─── Information given

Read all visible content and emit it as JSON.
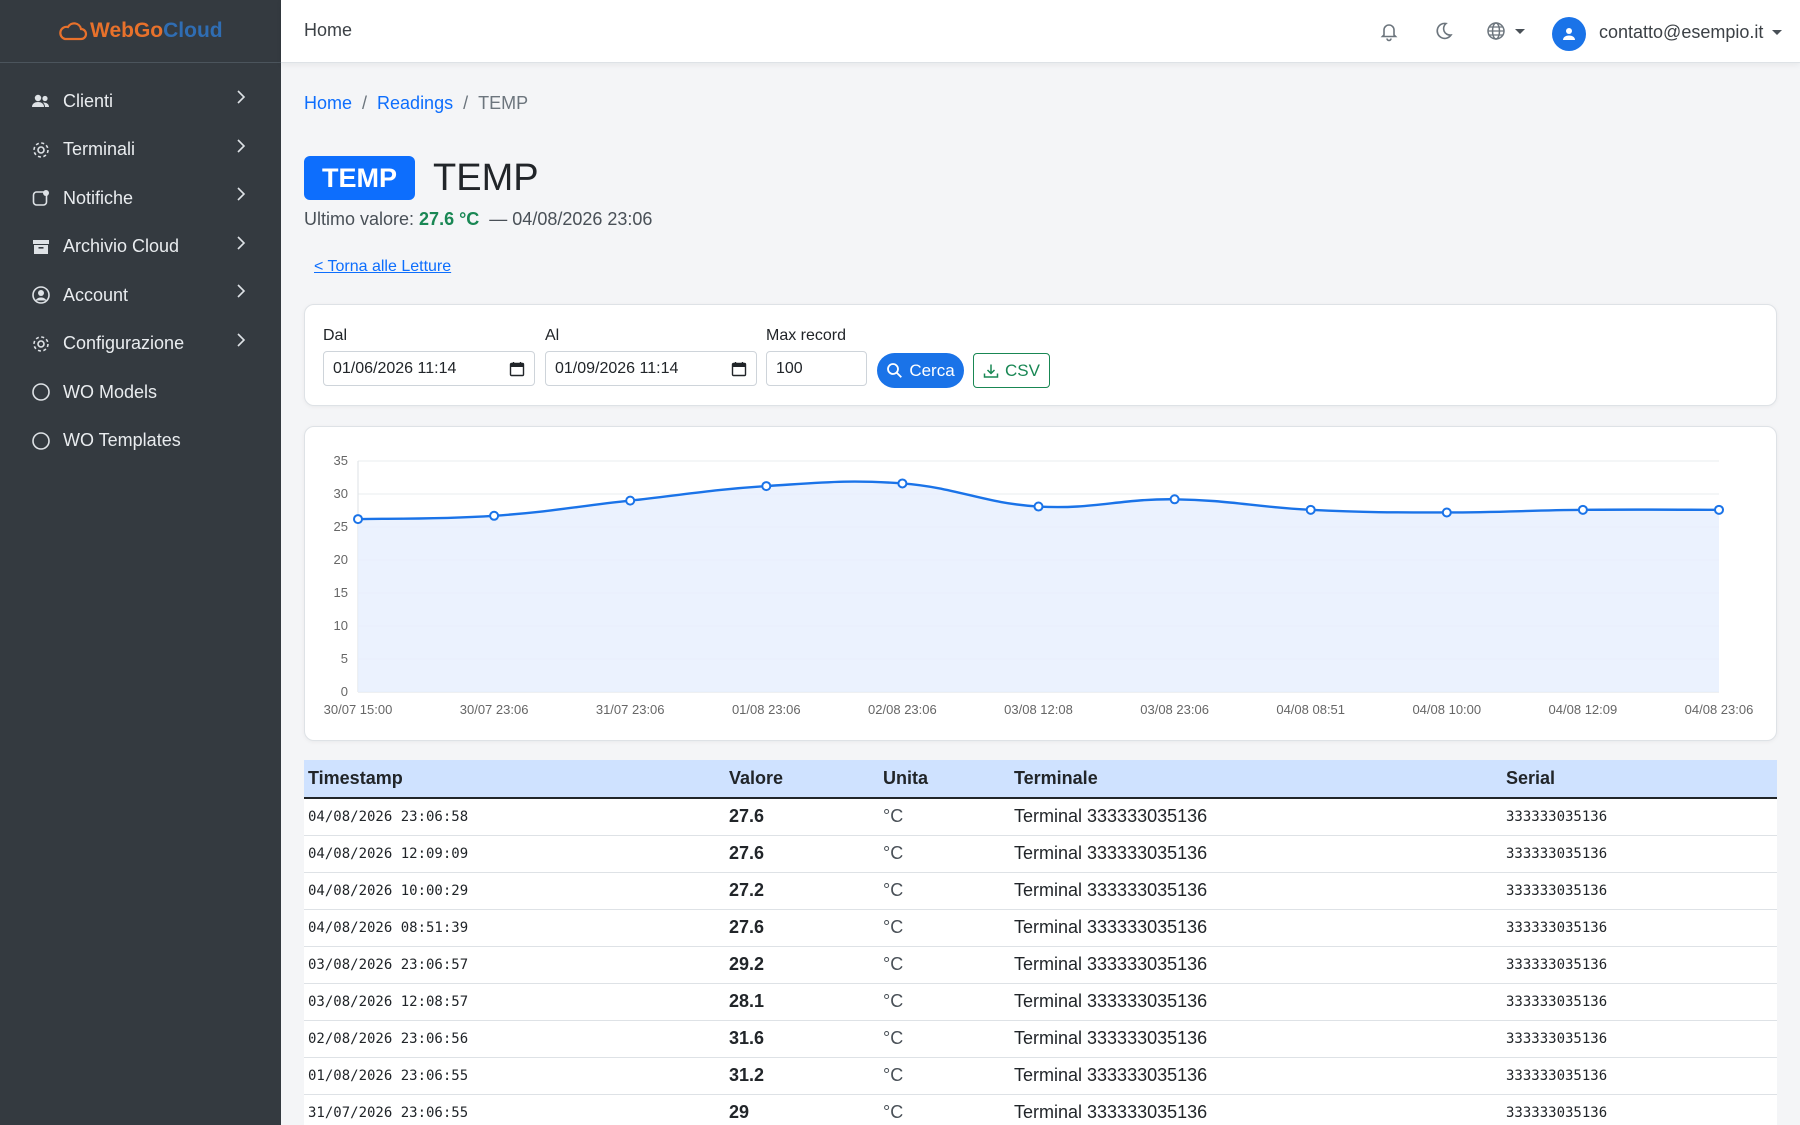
{
  "brand": {
    "part1": "WebGo",
    "part2": "Cloud"
  },
  "sidebar": {
    "items": [
      {
        "label": "Clienti",
        "icon": "users-icon",
        "has_children": true
      },
      {
        "label": "Terminali",
        "icon": "gear-icon",
        "has_children": true
      },
      {
        "label": "Notifiche",
        "icon": "notification-icon",
        "has_children": true
      },
      {
        "label": "Archivio Cloud",
        "icon": "archive-icon",
        "has_children": true
      },
      {
        "label": "Account",
        "icon": "user-circle-icon",
        "has_children": true
      },
      {
        "label": "Configurazione",
        "icon": "gear-icon",
        "has_children": true
      },
      {
        "label": "WO Models",
        "icon": "circle-icon",
        "has_children": false
      },
      {
        "label": "WO Templates",
        "icon": "circle-icon",
        "has_children": false
      }
    ]
  },
  "topbar": {
    "home_label": "Home",
    "user_email": "contatto@esempio.it"
  },
  "breadcrumb": {
    "home": "Home",
    "readings": "Readings",
    "current": "TEMP"
  },
  "header": {
    "badge": "TEMP",
    "title": "TEMP",
    "last_value_label": "Ultimo valore:",
    "last_value": "27.6 °C",
    "last_value_time": "— 04/08/2026 23:06",
    "back_link": "< Torna alle Letture"
  },
  "filters": {
    "from_label": "Dal",
    "from_value": "01/06/2026 11:14",
    "to_label": "Al",
    "to_value": "01/09/2026 11:14",
    "max_label": "Max record",
    "max_value": "100",
    "search_button": "Cerca",
    "csv_button": "CSV"
  },
  "chart_data": {
    "type": "area",
    "x": [
      "30/07 15:00",
      "30/07 23:06",
      "31/07 23:06",
      "01/08 23:06",
      "02/08 23:06",
      "03/08 12:08",
      "03/08 23:06",
      "04/08 08:51",
      "04/08 10:00",
      "04/08 12:09",
      "04/08 23:06"
    ],
    "values": [
      26.2,
      26.7,
      29,
      31.2,
      31.6,
      28.1,
      29.2,
      27.6,
      27.2,
      27.6,
      27.6
    ],
    "ylim": [
      0,
      35
    ],
    "yticks": [
      0,
      5,
      10,
      15,
      20,
      25,
      30,
      35
    ],
    "grid": true,
    "colors": {
      "line": "#1a73e8",
      "fill": "#e8f0fe"
    }
  },
  "table": {
    "headers": [
      "Timestamp",
      "Valore",
      "Unita",
      "Terminale",
      "Serial"
    ],
    "rows": [
      [
        "04/08/2026 23:06:58",
        "27.6",
        "°C",
        "Terminal 333333035136",
        "333333035136"
      ],
      [
        "04/08/2026 12:09:09",
        "27.6",
        "°C",
        "Terminal 333333035136",
        "333333035136"
      ],
      [
        "04/08/2026 10:00:29",
        "27.2",
        "°C",
        "Terminal 333333035136",
        "333333035136"
      ],
      [
        "04/08/2026 08:51:39",
        "27.6",
        "°C",
        "Terminal 333333035136",
        "333333035136"
      ],
      [
        "03/08/2026 23:06:57",
        "29.2",
        "°C",
        "Terminal 333333035136",
        "333333035136"
      ],
      [
        "03/08/2026 12:08:57",
        "28.1",
        "°C",
        "Terminal 333333035136",
        "333333035136"
      ],
      [
        "02/08/2026 23:06:56",
        "31.6",
        "°C",
        "Terminal 333333035136",
        "333333035136"
      ],
      [
        "01/08/2026 23:06:55",
        "31.2",
        "°C",
        "Terminal 333333035136",
        "333333035136"
      ],
      [
        "31/07/2026 23:06:55",
        "29",
        "°C",
        "Terminal 333333035136",
        "333333035136"
      ]
    ]
  }
}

──────

■ Exercise prompt ■
Reproduce the data above in full, exactly as it is, with the pictures left out.

■ Answer in full ■
Read all visible content and emit it as JSON.
{
  "brand": {
    "part1": "WebGo",
    "part2": "Cloud"
  },
  "sidebar": {
    "items": [
      {
        "label": "Clienti",
        "icon": "users-icon",
        "has_children": true
      },
      {
        "label": "Terminali",
        "icon": "gear-icon",
        "has_children": true
      },
      {
        "label": "Notifiche",
        "icon": "notification-icon",
        "has_children": true
      },
      {
        "label": "Archivio Cloud",
        "icon": "archive-icon",
        "has_children": true
      },
      {
        "label": "Account",
        "icon": "user-circle-icon",
        "has_children": true
      },
      {
        "label": "Configurazione",
        "icon": "gear-icon",
        "has_children": true
      },
      {
        "label": "WO Models",
        "icon": "circle-icon",
        "has_children": false
      },
      {
        "label": "WO Templates",
        "icon": "circle-icon",
        "has_children": false
      }
    ]
  },
  "topbar": {
    "home_label": "Home",
    "user_email": "contatto@esempio.it"
  },
  "breadcrumb": {
    "home": "Home",
    "readings": "Readings",
    "current": "TEMP"
  },
  "header": {
    "badge": "TEMP",
    "title": "TEMP",
    "last_value_label": "Ultimo valore:",
    "last_value": "27.6 °C",
    "last_value_time": "— 04/08/2026 23:06",
    "back_link": "< Torna alle Letture"
  },
  "filters": {
    "from_label": "Dal",
    "from_value": "01/06/2026 11:14",
    "to_label": "Al",
    "to_value": "01/09/2026 11:14",
    "max_label": "Max record",
    "max_value": "100",
    "search_button": "Cerca",
    "csv_button": "CSV"
  },
  "chart_data": {
    "type": "area",
    "x": [
      "30/07 15:00",
      "30/07 23:06",
      "31/07 23:06",
      "01/08 23:06",
      "02/08 23:06",
      "03/08 12:08",
      "03/08 23:06",
      "04/08 08:51",
      "04/08 10:00",
      "04/08 12:09",
      "04/08 23:06"
    ],
    "values": [
      26.2,
      26.7,
      29,
      31.2,
      31.6,
      28.1,
      29.2,
      27.6,
      27.2,
      27.6,
      27.6
    ],
    "ylim": [
      0,
      35
    ],
    "yticks": [
      0,
      5,
      10,
      15,
      20,
      25,
      30,
      35
    ],
    "grid": true,
    "colors": {
      "line": "#1a73e8",
      "fill": "#e8f0fe"
    }
  },
  "table": {
    "headers": [
      "Timestamp",
      "Valore",
      "Unita",
      "Terminale",
      "Serial"
    ],
    "rows": [
      [
        "04/08/2026 23:06:58",
        "27.6",
        "°C",
        "Terminal 333333035136",
        "333333035136"
      ],
      [
        "04/08/2026 12:09:09",
        "27.6",
        "°C",
        "Terminal 333333035136",
        "333333035136"
      ],
      [
        "04/08/2026 10:00:29",
        "27.2",
        "°C",
        "Terminal 333333035136",
        "333333035136"
      ],
      [
        "04/08/2026 08:51:39",
        "27.6",
        "°C",
        "Terminal 333333035136",
        "333333035136"
      ],
      [
        "03/08/2026 23:06:57",
        "29.2",
        "°C",
        "Terminal 333333035136",
        "333333035136"
      ],
      [
        "03/08/2026 12:08:57",
        "28.1",
        "°C",
        "Terminal 333333035136",
        "333333035136"
      ],
      [
        "02/08/2026 23:06:56",
        "31.6",
        "°C",
        "Terminal 333333035136",
        "333333035136"
      ],
      [
        "01/08/2026 23:06:55",
        "31.2",
        "°C",
        "Terminal 333333035136",
        "333333035136"
      ],
      [
        "31/07/2026 23:06:55",
        "29",
        "°C",
        "Terminal 333333035136",
        "333333035136"
      ]
    ]
  }
}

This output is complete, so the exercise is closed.